EXCERPTED RECORDS:
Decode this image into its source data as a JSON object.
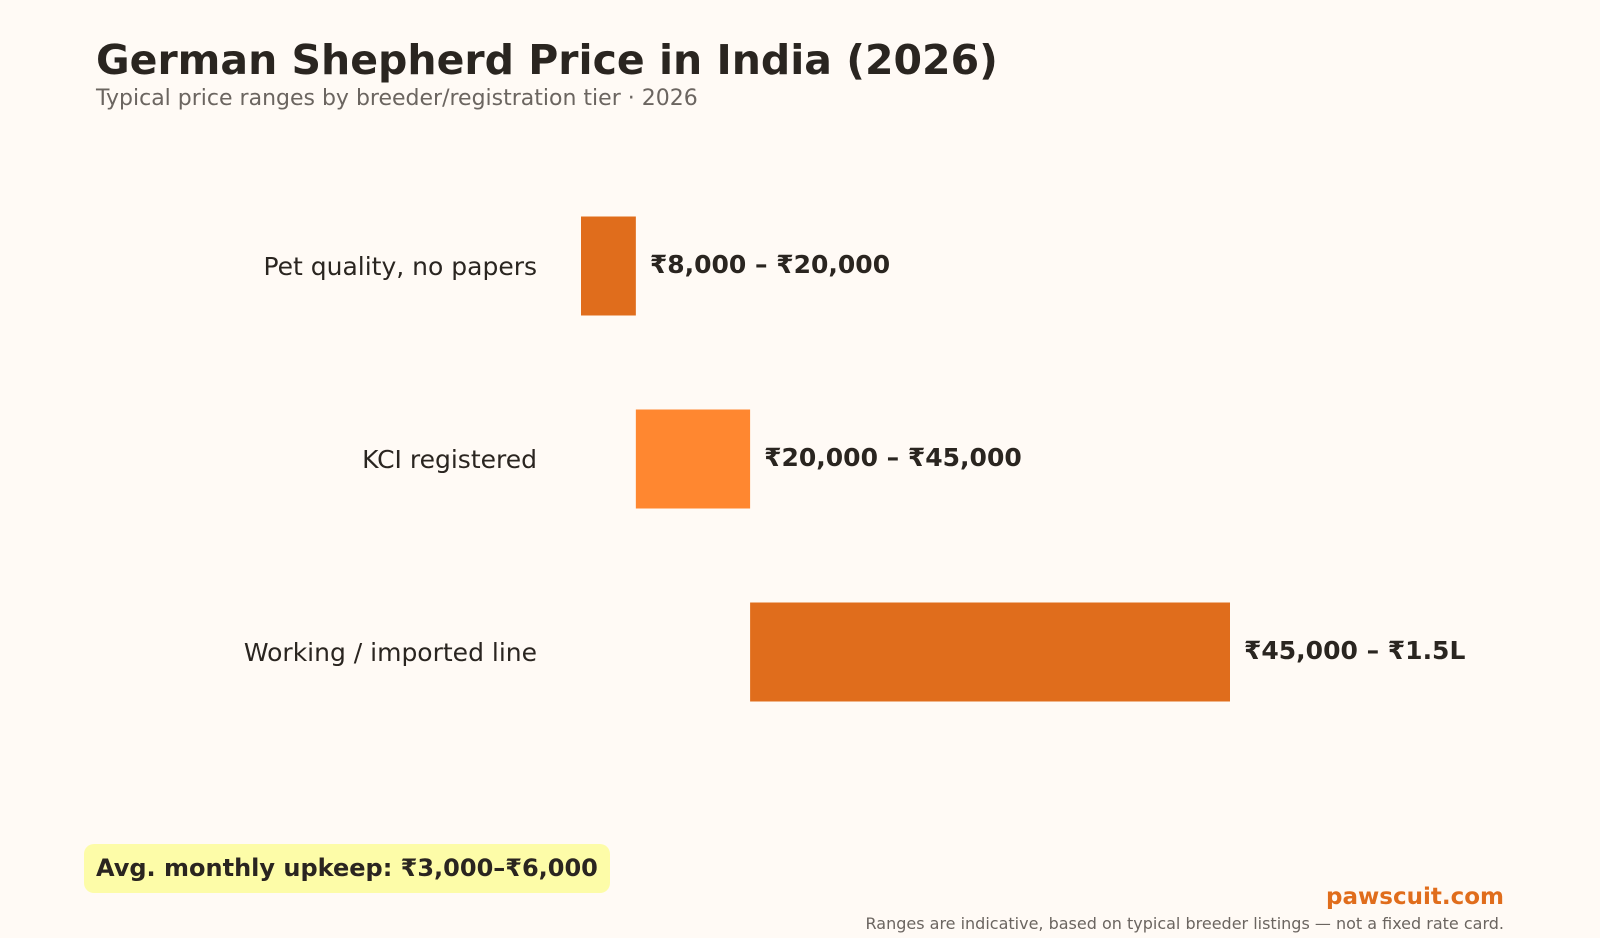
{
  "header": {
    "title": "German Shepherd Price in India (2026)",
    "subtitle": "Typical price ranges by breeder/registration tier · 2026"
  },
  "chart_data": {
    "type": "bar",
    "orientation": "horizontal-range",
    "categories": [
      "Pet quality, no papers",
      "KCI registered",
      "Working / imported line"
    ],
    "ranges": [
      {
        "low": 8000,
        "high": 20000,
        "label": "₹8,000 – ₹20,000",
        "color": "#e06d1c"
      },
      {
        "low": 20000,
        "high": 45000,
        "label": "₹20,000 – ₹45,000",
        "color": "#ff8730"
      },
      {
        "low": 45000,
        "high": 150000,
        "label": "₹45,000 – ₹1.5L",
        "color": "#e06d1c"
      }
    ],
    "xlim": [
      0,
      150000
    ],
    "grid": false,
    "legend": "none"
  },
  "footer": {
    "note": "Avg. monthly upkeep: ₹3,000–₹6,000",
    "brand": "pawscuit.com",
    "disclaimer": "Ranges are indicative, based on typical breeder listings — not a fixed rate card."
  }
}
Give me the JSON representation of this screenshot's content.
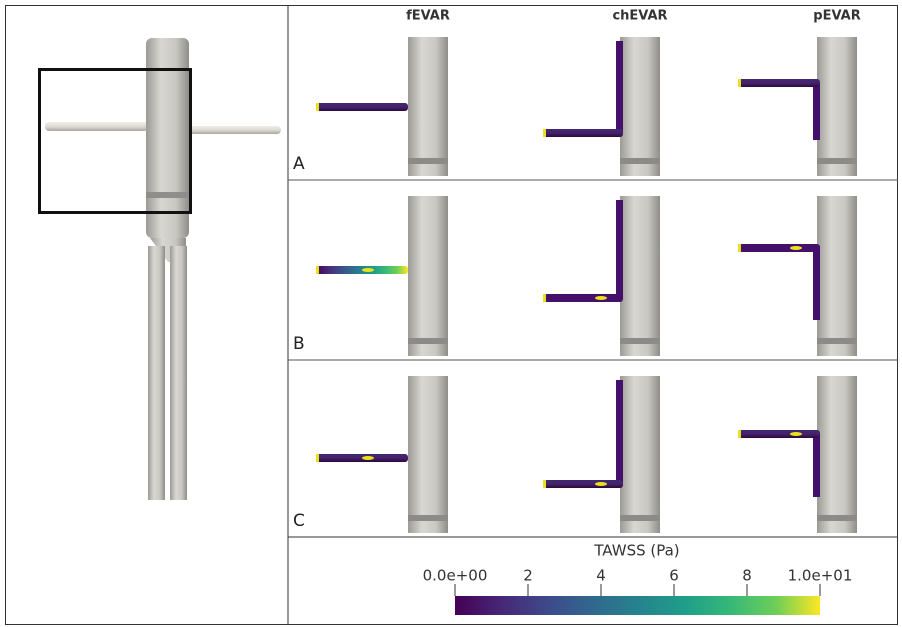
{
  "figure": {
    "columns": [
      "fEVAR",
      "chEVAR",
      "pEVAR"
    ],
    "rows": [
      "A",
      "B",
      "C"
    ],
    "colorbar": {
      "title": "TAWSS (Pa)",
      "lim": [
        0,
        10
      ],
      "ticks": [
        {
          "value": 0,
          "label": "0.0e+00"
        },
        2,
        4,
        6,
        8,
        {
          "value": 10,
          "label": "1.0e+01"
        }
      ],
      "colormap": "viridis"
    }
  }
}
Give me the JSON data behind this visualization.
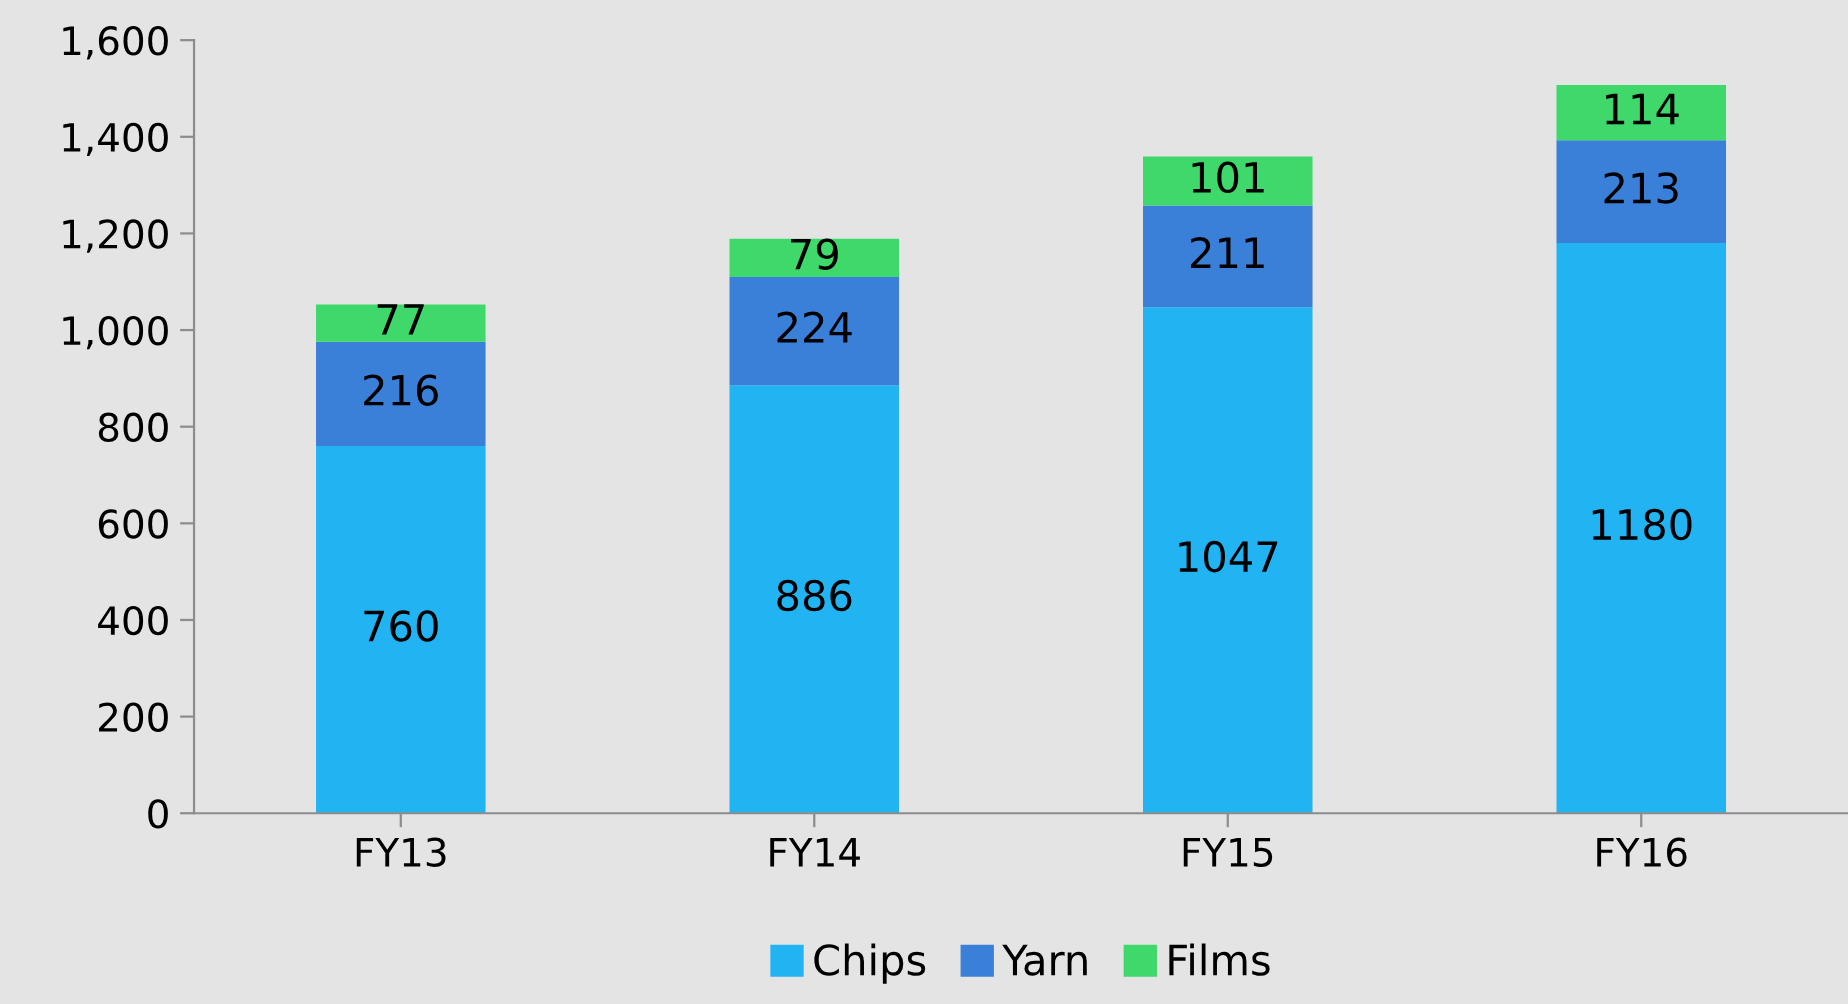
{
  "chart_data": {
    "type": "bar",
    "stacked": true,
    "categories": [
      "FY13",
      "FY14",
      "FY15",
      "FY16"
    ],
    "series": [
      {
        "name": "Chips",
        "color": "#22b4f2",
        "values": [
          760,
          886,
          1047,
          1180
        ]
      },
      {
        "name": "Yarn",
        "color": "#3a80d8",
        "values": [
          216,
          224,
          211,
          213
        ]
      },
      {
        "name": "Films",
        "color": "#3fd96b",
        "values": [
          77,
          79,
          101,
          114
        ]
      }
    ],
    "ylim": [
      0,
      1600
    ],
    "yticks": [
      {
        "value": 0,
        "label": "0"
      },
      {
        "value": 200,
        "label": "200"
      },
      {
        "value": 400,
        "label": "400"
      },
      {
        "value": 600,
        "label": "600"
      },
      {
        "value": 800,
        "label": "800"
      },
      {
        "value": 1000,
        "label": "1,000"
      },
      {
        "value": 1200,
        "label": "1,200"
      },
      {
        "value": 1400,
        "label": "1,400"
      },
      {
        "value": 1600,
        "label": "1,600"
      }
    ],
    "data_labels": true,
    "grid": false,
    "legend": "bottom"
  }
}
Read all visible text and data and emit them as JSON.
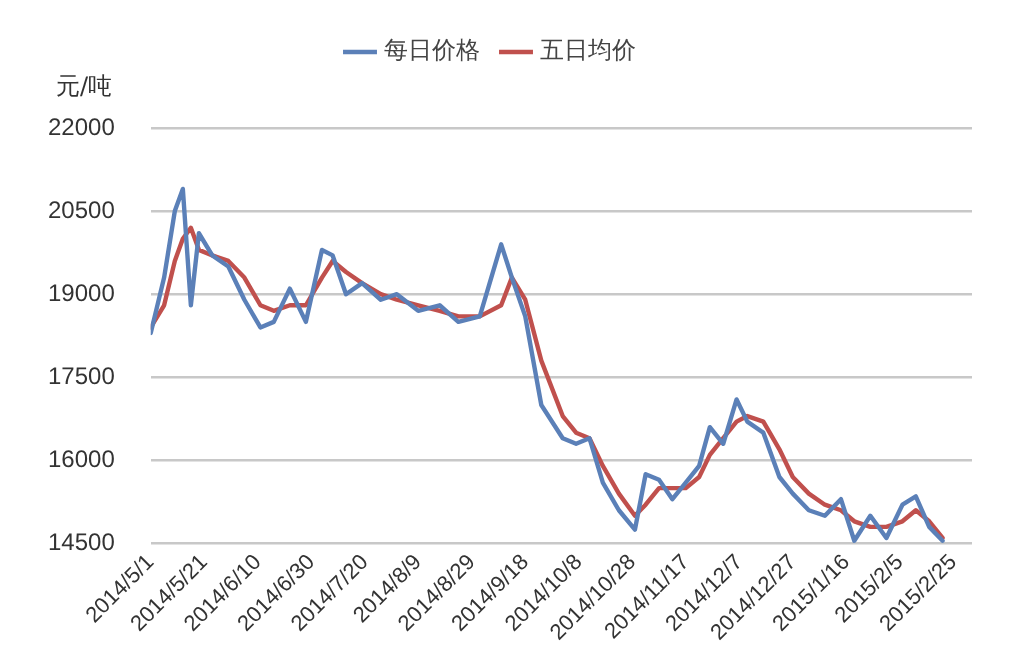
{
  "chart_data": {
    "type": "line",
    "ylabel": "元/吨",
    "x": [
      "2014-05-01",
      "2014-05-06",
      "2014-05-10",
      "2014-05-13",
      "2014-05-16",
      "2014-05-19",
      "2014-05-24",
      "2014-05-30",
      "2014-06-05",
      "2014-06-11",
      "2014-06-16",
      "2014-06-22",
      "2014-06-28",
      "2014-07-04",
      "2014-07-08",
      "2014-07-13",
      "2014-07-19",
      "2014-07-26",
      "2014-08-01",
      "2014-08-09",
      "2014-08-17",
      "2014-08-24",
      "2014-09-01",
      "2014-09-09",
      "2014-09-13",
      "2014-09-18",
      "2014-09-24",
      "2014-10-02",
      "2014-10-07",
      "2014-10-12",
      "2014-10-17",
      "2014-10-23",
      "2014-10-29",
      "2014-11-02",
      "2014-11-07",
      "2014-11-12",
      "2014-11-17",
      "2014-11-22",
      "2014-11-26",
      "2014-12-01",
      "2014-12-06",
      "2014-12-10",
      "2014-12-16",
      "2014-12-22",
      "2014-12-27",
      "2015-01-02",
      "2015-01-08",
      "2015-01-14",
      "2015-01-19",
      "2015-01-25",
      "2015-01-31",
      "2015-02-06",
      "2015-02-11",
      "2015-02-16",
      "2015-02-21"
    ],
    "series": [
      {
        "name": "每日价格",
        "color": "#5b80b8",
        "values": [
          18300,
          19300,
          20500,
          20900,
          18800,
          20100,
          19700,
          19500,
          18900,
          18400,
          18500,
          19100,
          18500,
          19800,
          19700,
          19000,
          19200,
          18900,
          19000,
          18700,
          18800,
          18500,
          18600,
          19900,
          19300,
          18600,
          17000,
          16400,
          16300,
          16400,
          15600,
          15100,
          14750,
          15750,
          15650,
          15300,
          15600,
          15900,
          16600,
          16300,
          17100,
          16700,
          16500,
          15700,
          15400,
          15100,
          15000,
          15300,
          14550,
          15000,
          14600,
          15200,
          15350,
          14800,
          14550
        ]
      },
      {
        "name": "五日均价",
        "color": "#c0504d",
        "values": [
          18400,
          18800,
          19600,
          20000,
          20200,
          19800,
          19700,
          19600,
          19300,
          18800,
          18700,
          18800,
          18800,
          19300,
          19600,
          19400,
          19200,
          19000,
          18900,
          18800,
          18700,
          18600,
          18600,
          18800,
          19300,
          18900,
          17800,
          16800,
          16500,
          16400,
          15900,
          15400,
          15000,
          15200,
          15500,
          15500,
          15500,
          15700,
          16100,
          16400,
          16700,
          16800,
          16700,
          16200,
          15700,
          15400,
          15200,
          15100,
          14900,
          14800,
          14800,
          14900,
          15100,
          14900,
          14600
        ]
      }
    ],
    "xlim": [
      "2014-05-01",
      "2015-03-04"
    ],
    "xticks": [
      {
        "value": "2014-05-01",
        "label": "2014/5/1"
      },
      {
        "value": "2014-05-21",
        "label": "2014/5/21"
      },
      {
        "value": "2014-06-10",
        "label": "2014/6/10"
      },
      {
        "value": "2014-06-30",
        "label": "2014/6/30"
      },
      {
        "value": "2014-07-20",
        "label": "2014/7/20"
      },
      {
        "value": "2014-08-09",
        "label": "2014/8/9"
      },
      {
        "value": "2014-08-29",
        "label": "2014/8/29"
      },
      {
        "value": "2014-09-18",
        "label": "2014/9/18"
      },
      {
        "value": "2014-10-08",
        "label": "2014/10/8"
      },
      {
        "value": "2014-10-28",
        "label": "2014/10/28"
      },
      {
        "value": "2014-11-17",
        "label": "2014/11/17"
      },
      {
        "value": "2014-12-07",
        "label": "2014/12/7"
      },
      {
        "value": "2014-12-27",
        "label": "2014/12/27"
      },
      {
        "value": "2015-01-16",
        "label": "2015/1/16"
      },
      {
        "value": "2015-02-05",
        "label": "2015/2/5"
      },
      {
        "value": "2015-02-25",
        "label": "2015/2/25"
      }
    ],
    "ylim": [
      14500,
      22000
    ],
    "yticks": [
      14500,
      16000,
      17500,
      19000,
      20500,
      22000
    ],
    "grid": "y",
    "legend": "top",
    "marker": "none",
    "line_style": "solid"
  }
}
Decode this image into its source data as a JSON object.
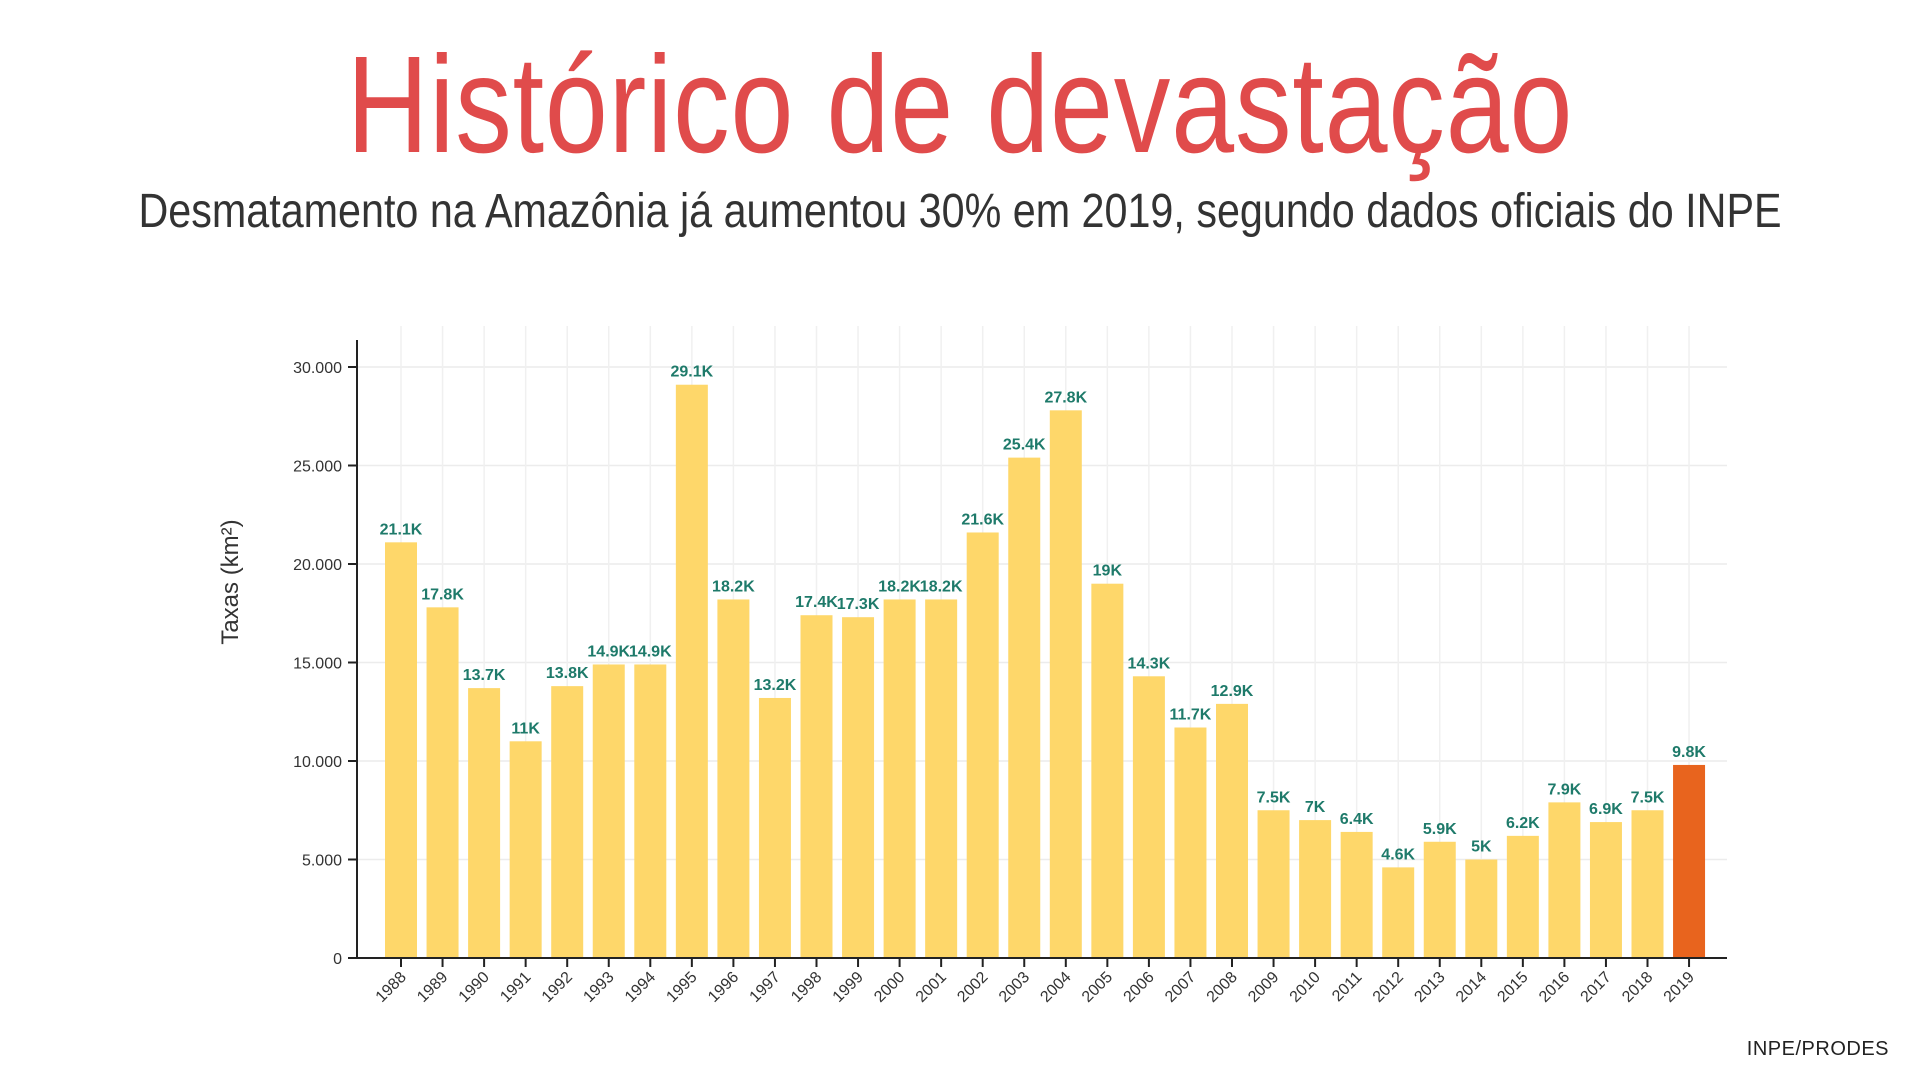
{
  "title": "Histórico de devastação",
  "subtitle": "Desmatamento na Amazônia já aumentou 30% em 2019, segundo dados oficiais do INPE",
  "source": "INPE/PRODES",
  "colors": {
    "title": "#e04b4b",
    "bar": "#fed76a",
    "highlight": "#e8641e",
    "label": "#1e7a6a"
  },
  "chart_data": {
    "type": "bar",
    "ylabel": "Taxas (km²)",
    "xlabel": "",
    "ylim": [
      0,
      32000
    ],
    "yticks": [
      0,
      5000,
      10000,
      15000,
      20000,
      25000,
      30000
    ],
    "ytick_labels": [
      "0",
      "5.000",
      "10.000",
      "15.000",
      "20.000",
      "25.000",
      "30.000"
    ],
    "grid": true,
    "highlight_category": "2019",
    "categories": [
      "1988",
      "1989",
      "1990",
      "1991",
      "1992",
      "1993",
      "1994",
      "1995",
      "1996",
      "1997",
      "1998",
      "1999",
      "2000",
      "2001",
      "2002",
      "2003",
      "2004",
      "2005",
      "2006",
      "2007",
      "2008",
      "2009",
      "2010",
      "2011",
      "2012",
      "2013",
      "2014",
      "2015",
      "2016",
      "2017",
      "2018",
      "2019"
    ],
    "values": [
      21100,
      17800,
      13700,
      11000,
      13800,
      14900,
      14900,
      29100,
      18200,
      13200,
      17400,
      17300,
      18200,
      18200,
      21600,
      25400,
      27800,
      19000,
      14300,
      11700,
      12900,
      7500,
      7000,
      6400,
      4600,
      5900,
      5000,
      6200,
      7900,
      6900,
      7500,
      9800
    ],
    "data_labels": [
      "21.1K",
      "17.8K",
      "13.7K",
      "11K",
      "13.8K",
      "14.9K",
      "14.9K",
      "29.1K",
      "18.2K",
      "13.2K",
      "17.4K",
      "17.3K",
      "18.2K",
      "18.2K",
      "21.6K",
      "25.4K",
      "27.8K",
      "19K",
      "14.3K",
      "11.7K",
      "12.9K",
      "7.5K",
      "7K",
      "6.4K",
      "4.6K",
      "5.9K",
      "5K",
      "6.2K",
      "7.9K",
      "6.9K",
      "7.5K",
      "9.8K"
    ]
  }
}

WHAT YOU SHOULD DO:
Across the preceding material, how many lines contain the word "breeder"? State the number alone.

OUTPUT FOR THIS TASK:
2